Exercise directions: Copy the data precisely, character for character, and leave out every picture.
>>>
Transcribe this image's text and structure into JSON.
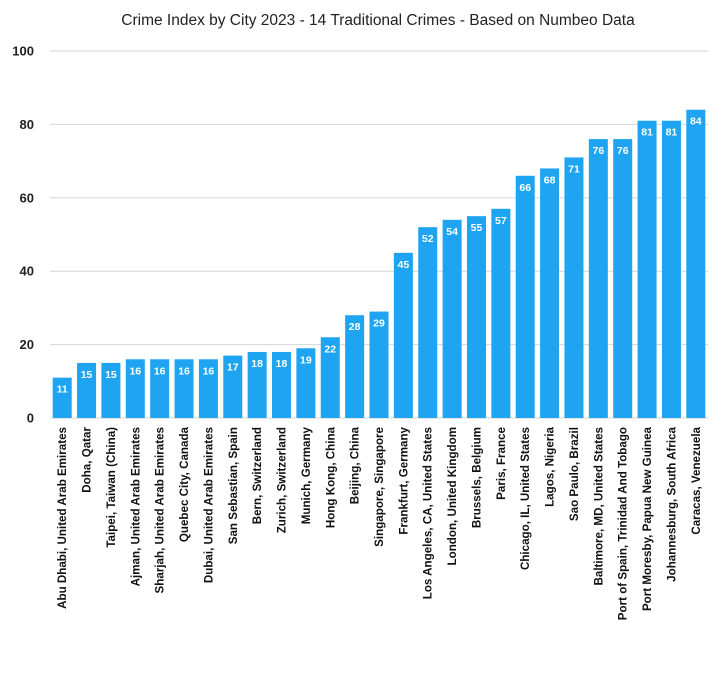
{
  "chart_data": {
    "type": "bar",
    "title": "Crime Index by City 2023 - 14 Traditional Crimes - Based on Numbeo Data",
    "xlabel": "",
    "ylabel": "",
    "ylim": [
      0,
      100
    ],
    "yticks": [
      0,
      20,
      40,
      60,
      80,
      100
    ],
    "grid": true,
    "legend": "none",
    "bar_color": "#1ea4f0",
    "categories": [
      "Abu Dhabi, United Arab Emirates",
      "Doha, Qatar",
      "Taipei, Taiwan (China)",
      "Ajman, United Arab Emirates",
      "Sharjah, United Arab Emirates",
      "Quebec City, Canada",
      "Dubai, United Arab Emirates",
      "San Sebastian, Spain",
      "Bern, Switzerland",
      "Zurich, Switzerland",
      "Munich, Germany",
      "Hong Kong, China",
      "Beijing, China",
      "Singapore, Singapore",
      "Frankfurt, Germany",
      "Los Angeles, CA, United States",
      "London, United Kingdom",
      "Brussels, Belgium",
      "Paris, France",
      "Chicago, IL, United States",
      "Lagos, Nigeria",
      "Sao Paulo, Brazil",
      "Baltimore, MD, United States",
      "Port of Spain, Trinidad And Tobago",
      "Port Moresby, Papua New Guinea",
      "Johannesburg, South Africa",
      "Caracas, Venezuela"
    ],
    "values": [
      11,
      15,
      15,
      16,
      16,
      16,
      16,
      17,
      18,
      18,
      19,
      22,
      28,
      29,
      45,
      52,
      54,
      55,
      57,
      66,
      68,
      71,
      76,
      76,
      81,
      81,
      84
    ],
    "data_labels": [
      "11",
      "15",
      "15",
      "16",
      "16",
      "16",
      "16",
      "17",
      "18",
      "18",
      "19",
      "22",
      "28",
      "29",
      "45",
      "52",
      "54",
      "55",
      "57",
      "66",
      "68",
      "71",
      "76",
      "76",
      "81",
      "81",
      "84"
    ]
  }
}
<<<
Response to this task:
Transcribe this image's text and structure into JSON.
{
  "chart_data": {
    "type": "bar",
    "title": "Crime Index by City 2023 - 14 Traditional Crimes - Based on Numbeo Data",
    "xlabel": "",
    "ylabel": "",
    "ylim": [
      0,
      100
    ],
    "yticks": [
      0,
      20,
      40,
      60,
      80,
      100
    ],
    "grid": true,
    "legend": "none",
    "bar_color": "#1ea4f0",
    "categories": [
      "Abu Dhabi, United Arab Emirates",
      "Doha, Qatar",
      "Taipei, Taiwan (China)",
      "Ajman, United Arab Emirates",
      "Sharjah, United Arab Emirates",
      "Quebec City, Canada",
      "Dubai, United Arab Emirates",
      "San Sebastian, Spain",
      "Bern, Switzerland",
      "Zurich, Switzerland",
      "Munich, Germany",
      "Hong Kong, China",
      "Beijing, China",
      "Singapore, Singapore",
      "Frankfurt, Germany",
      "Los Angeles, CA, United States",
      "London, United Kingdom",
      "Brussels, Belgium",
      "Paris, France",
      "Chicago, IL, United States",
      "Lagos, Nigeria",
      "Sao Paulo, Brazil",
      "Baltimore, MD, United States",
      "Port of Spain, Trinidad And Tobago",
      "Port Moresby, Papua New Guinea",
      "Johannesburg, South Africa",
      "Caracas, Venezuela"
    ],
    "values": [
      11,
      15,
      15,
      16,
      16,
      16,
      16,
      17,
      18,
      18,
      19,
      22,
      28,
      29,
      45,
      52,
      54,
      55,
      57,
      66,
      68,
      71,
      76,
      76,
      81,
      81,
      84
    ],
    "data_labels": [
      "11",
      "15",
      "15",
      "16",
      "16",
      "16",
      "16",
      "17",
      "18",
      "18",
      "19",
      "22",
      "28",
      "29",
      "45",
      "52",
      "54",
      "55",
      "57",
      "66",
      "68",
      "71",
      "76",
      "76",
      "81",
      "81",
      "84"
    ]
  }
}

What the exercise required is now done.